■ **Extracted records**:

.....

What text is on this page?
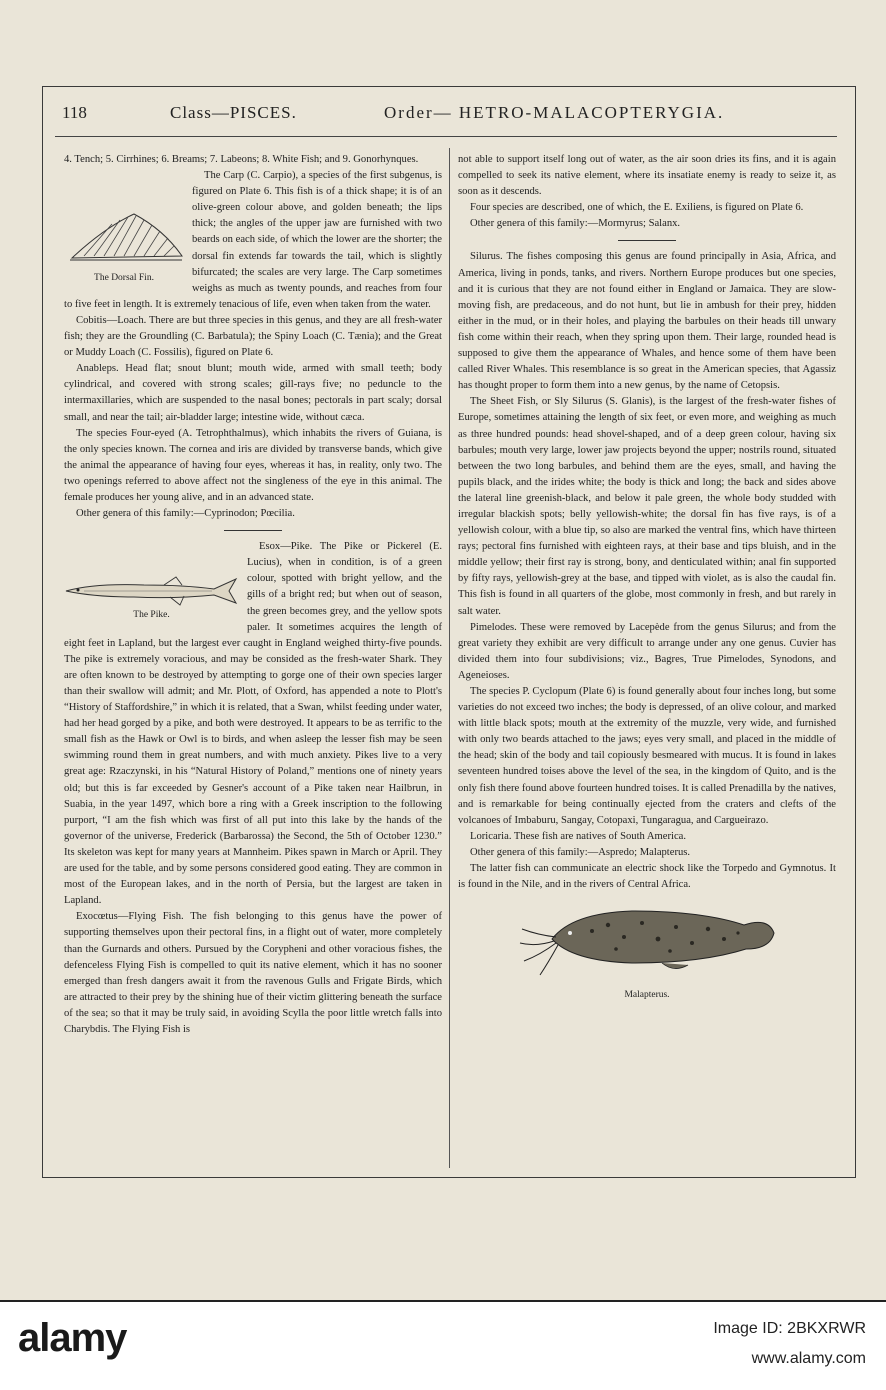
118	Class—PISCES.	Order— HETRO-MALACOPTERYGIA.

4. Tench; 5. Cirrhines; 6. Breams; 7. Labeons; 8. White Fish; and 9. Gonorhynques.

The Dorsal Fin.

The Carp (C. Carpio), a species of the first subgenus, is figured on Plate 6. This fish is of a thick shape; it is of an olive-green colour above, and golden beneath; the lips thick; the angles of the upper jaw are furnished with two beards on each side, of which the lower are the shorter; the dorsal fin extends far towards the tail, which is slightly bifurcated; the scales are very large. The Carp sometimes weighs as much as twenty pounds, and reaches from four to five feet in length. It is extremely tenacious of life, even when taken from the water.

Cobitis—Loach. There are but three species in this genus, and they are all fresh-water fish; they are the Groundling (C. Barbatula); the Spiny Loach (C. Tænia); and the Great or Muddy Loach (C. Fossilis), figured on Plate 6.

Anableps. Head flat; snout blunt; mouth wide, armed with small teeth; body cylindrical, and covered with strong scales; gill-rays five; no peduncle to the intermaxillaries, which are suspended to the nasal bones; pectorals in part scaly; dorsal small, and near the tail; air-bladder large; intestine wide, without cæca.

The species Four-eyed (A. Tetrophthalmus), which inhabits the rivers of Guiana, is the only species known. The cornea and iris are divided by transverse bands, which give the animal the appearance of having four eyes, whereas it has, in reality, only two. The two openings referred to above affect not the singleness of the eye in this animal. The female produces her young alive, and in an advanced state.

Other genera of this family:—Cyprinodon; Pœcilia.

The Pike.

Esox—Pike. The Pike or Pickerel (E. Lucius), when in condition, is of a green colour, spotted with bright yellow, and the gills of a bright red; but when out of season, the green becomes grey, and the yellow spots paler. It sometimes acquires the length of eight feet in Lapland, but the largest ever caught in England weighed thirty-five pounds. The pike is extremely voracious, and may be consided as the fresh-water Shark. They are often known to be destroyed by attempting to gorge one of their own species larger than their swallow will admit; and Mr. Plott, of Oxford, has appended a note to Plott's “History of Staffordshire,” in which it is related, that a Swan, whilst feeding under water, had her head gorged by a pike, and both were destroyed. It appears to be as terrific to the small fish as the Hawk or Owl is to birds, and when asleep the lesser fish may be seen swimming round them in great numbers, and with much anxiety. Pikes live to a very great age: Rzaczynski, in his “Natural History of Poland,” mentions one of ninety years old; but this is far exceeded by Gesner's account of a Pike taken near Hailbrun, in Suabia, in the year 1497, which bore a ring with a Greek inscription to the following purport, “I am the fish which was first of all put into this lake by the hands of the governor of the universe, Frederick (Barbarossa) the Second, the 5th of October 1230.” Its skeleton was kept for many years at Mannheim. Pikes spawn in March or April. They are used for the table, and by some persons considered good eating. They are common in most of the European lakes, and in the north of Persia, but the largest are taken in Lapland.

Exocœtus—Flying Fish. The fish belonging to this genus have the power of supporting themselves upon their pectoral fins, in a flight out of water, more completely than the Gurnards and others. Pursued by the Coryphenі and other voracious fishes, the defenceless Flying Fish is compelled to quit its native element, which it has no sooner emerged than fresh dangers await it from the ravenous Gulls and Frigate Birds, which are attracted to their prey by the shining hue of their victim glittering beneath the surface of the sea; so that it may be truly said, in avoiding Scylla the poor little wretch falls into Charybdis. The Flying Fish is

not able to support itself long out of water, as the air soon dries its fins, and it is again compelled to seek its native element, where its insatiate enemy is ready to seize it, as soon as it descends.

Four species are described, one of which, the E. Exiliens, is figured on Plate 6.

Other genera of this family:—Mormyrus; Salanx.

Silurus. The fishes composing this genus are found principally in Asia, Africa, and America, living in ponds, tanks, and rivers. Northern Europe produces but one species, and it is curious that they are not found either in England or Jamaica. They are slow-moving fish, are predaceous, and do not hunt, but lie in ambush for their prey, hidden either in the mud, or in their holes, and playing the barbules on their heads till unwary fish come within their reach, when they spring upon them. Their large, rounded head is supposed to give them the appearance of Whales, and hence some of them have been called River Whales. This resemblance is so great in the American species, that Agassiz has thought proper to form them into a new genus, by the name of Cetopsis.

The Sheet Fish, or Sly Silurus (S. Glanis), is the largest of the fresh-water fishes of Europe, sometimes attaining the length of six feet, or even more, and weighing as much as three hundred pounds: head shovel-shaped, and of a deep green colour, having six barbules; mouth very large, lower jaw projects beyond the upper; nostrils round, situated between the two long barbules, and behind them are the eyes, small, and having the pupils black, and the irides white; the body is thick and long; the back and sides above the lateral line greenish-black, and below it pale green, the whole body studded with irregular blackish spots; belly yellowish-white; the dorsal fin has five rays, is of a yellowish colour, with a blue tip, so also are marked the ventral fins, which have thirteen rays; pectoral fins furnished with eighteen rays, at their base and tips bluish, and in the middle yellow; their first ray is strong, bony, and denticulated within; anal fin supported by fifty rays, yellowish-grey at the base, and tipped with violet, as is also the caudal fin. This fish is found in all quarters of the globe, most commonly in fresh, and but rarely in salt water.

Pimelodes. These were removed by Lacepède from the genus Silurus; and from the great variety they exhibit are very difficult to arrange under any one genus. Cuvier has divided them into four subdivisions; viz., Bagres, True Pimelodes, Synodons, and Ageneioses.

The species P. Cyclopum (Plate 6) is found generally about four inches long, but some varieties do not exceed two inches; the body is depressed, of an olive colour, and marked with little black spots; mouth at the extremity of the muzzle, very wide, and furnished with only two beards attached to the jaws; eyes very small, and placed in the middle of the head; skin of the body and tail copiously besmeared with mucus. It is found in lakes seventeen hundred toises above the level of the sea, in the kingdom of Quito, and is the only fish there found above fourteen hundred toises. It is called Prenadilla by the natives, and is remarkable for being continually ejected from the craters and clefts of the volcanoes of Imbaburu, Sangay, Cotopaxi, Tungaragua, and Cargueirazo.

Loricaria. These fish are natives of South America.

Other genera of this family:—Aspredo; Malapterus.

The latter fish can communicate an electric shock like the Torpedo and Gymnotus. It is found in the Nile, and in the rivers of Central Africa.

Malapterus.
alamy	Image ID: 2BKXRWR
www.alamy.com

.....

Retype each entry precisely. Skip images entirely.

■ **OUTPUT FOR THIS TASK**:
What text is on this page?
118	Class—PISCES.	Order— HETRO-MALACOPTERYGIA.

4. Tench; 5. Cirrhines; 6. Breams; 7. Labeons; 8. White Fish; and 9. Gonorhynques.

The Dorsal Fin.

The Carp (C. Carpio), a species of the first subgenus, is figured on Plate 6. This fish is of a thick shape; it is of an olive-green colour above, and golden beneath; the lips thick; the angles of the upper jaw are furnished with two beards on each side, of which the lower are the shorter; the dorsal fin extends far towards the tail, which is slightly bifurcated; the scales are very large. The Carp sometimes weighs as much as twenty pounds, and reaches from four to five feet in length. It is extremely tenacious of life, even when taken from the water.

Cobitis—Loach. There are but three species in this genus, and they are all fresh-water fish; they are the Groundling (C. Barbatula); the Spiny Loach (C. Tænia); and the Great or Muddy Loach (C. Fossilis), figured on Plate 6.

Anableps. Head flat; snout blunt; mouth wide, armed with small teeth; body cylindrical, and covered with strong scales; gill-rays five; no peduncle to the intermaxillaries, which are suspended to the nasal bones; pectorals in part scaly; dorsal small, and near the tail; air-bladder large; intestine wide, without cæca.

The species Four-eyed (A. Tetrophthalmus), which inhabits the rivers of Guiana, is the only species known. The cornea and iris are divided by transverse bands, which give the animal the appearance of having four eyes, whereas it has, in reality, only two. The two openings referred to above affect not the singleness of the eye in this animal. The female produces her young alive, and in an advanced state.

Other genera of this family:—Cyprinodon; Pœcilia.

The Pike.

Esox—Pike. The Pike or Pickerel (E. Lucius), when in condition, is of a green colour, spotted with bright yellow, and the gills of a bright red; but when out of season, the green becomes grey, and the yellow spots paler. It sometimes acquires the length of eight feet in Lapland, but the largest ever caught in England weighed thirty-five pounds. The pike is extremely voracious, and may be consided as the fresh-water Shark. They are often known to be destroyed by attempting to gorge one of their own species larger than their swallow will admit; and Mr. Plott, of Oxford, has appended a note to Plott's “History of Staffordshire,” in which it is related, that a Swan, whilst feeding under water, had her head gorged by a pike, and both were destroyed. It appears to be as terrific to the small fish as the Hawk or Owl is to birds, and when asleep the lesser fish may be seen swimming round them in great numbers, and with much anxiety. Pikes live to a very great age: Rzaczynski, in his “Natural History of Poland,” mentions one of ninety years old; but this is far exceeded by Gesner's account of a Pike taken near Hailbrun, in Suabia, in the year 1497, which bore a ring with a Greek inscription to the following purport, “I am the fish which was first of all put into this lake by the hands of the governor of the universe, Frederick (Barbarossa) the Second, the 5th of October 1230.” Its skeleton was kept for many years at Mannheim. Pikes spawn in March or April. They are used for the table, and by some persons considered good eating. They are common in most of the European lakes, and in the north of Persia, but the largest are taken in Lapland.

Exocœtus—Flying Fish. The fish belonging to this genus have the power of supporting themselves upon their pectoral fins, in a flight out of water, more completely than the Gurnards and others. Pursued by the Coryphenі and other voracious fishes, the defenceless Flying Fish is compelled to quit its native element, which it has no sooner emerged than fresh dangers await it from the ravenous Gulls and Frigate Birds, which are attracted to their prey by the shining hue of their victim glittering beneath the surface of the sea; so that it may be truly said, in avoiding Scylla the poor little wretch falls into Charybdis. The Flying Fish is

not able to support itself long out of water, as the air soon dries its fins, and it is again compelled to seek its native element, where its insatiate enemy is ready to seize it, as soon as it descends.

Four species are described, one of which, the E. Exiliens, is figured on Plate 6.

Other genera of this family:—Mormyrus; Salanx.

Silurus. The fishes composing this genus are found principally in Asia, Africa, and America, living in ponds, tanks, and rivers. Northern Europe produces but one species, and it is curious that they are not found either in England or Jamaica. They are slow-moving fish, are predaceous, and do not hunt, but lie in ambush for their prey, hidden either in the mud, or in their holes, and playing the barbules on their heads till unwary fish come within their reach, when they spring upon them. Their large, rounded head is supposed to give them the appearance of Whales, and hence some of them have been called River Whales. This resemblance is so great in the American species, that Agassiz has thought proper to form them into a new genus, by the name of Cetopsis.

The Sheet Fish, or Sly Silurus (S. Glanis), is the largest of the fresh-water fishes of Europe, sometimes attaining the length of six feet, or even more, and weighing as much as three hundred pounds: head shovel-shaped, and of a deep green colour, having six barbules; mouth very large, lower jaw projects beyond the upper; nostrils round, situated between the two long barbules, and behind them are the eyes, small, and having the pupils black, and the irides white; the body is thick and long; the back and sides above the lateral line greenish-black, and below it pale green, the whole body studded with irregular blackish spots; belly yellowish-white; the dorsal fin has five rays, is of a yellowish colour, with a blue tip, so also are marked the ventral fins, which have thirteen rays; pectoral fins furnished with eighteen rays, at their base and tips bluish, and in the middle yellow; their first ray is strong, bony, and denticulated within; anal fin supported by fifty rays, yellowish-grey at the base, and tipped with violet, as is also the caudal fin. This fish is found in all quarters of the globe, most commonly in fresh, and but rarely in salt water.

Pimelodes. These were removed by Lacepède from the genus Silurus; and from the great variety they exhibit are very difficult to arrange under any one genus. Cuvier has divided them into four subdivisions; viz., Bagres, True Pimelodes, Synodons, and Ageneioses.

The species P. Cyclopum (Plate 6) is found generally about four inches long, but some varieties do not exceed two inches; the body is depressed, of an olive colour, and marked with little black spots; mouth at the extremity of the muzzle, very wide, and furnished with only two beards attached to the jaws; eyes very small, and placed in the middle of the head; skin of the body and tail copiously besmeared with mucus. It is found in lakes seventeen hundred toises above the level of the sea, in the kingdom of Quito, and is the only fish there found above fourteen hundred toises. It is called Prenadilla by the natives, and is remarkable for being continually ejected from the craters and clefts of the volcanoes of Imbaburu, Sangay, Cotopaxi, Tungaragua, and Cargueirazo.

Loricaria. These fish are natives of South America.

Other genera of this family:—Aspredo; Malapterus.

The latter fish can communicate an electric shock like the Torpedo and Gymnotus. It is found in the Nile, and in the rivers of Central Africa.

Malapterus.
alamy	Image ID: 2BKXRWR
www.alamy.com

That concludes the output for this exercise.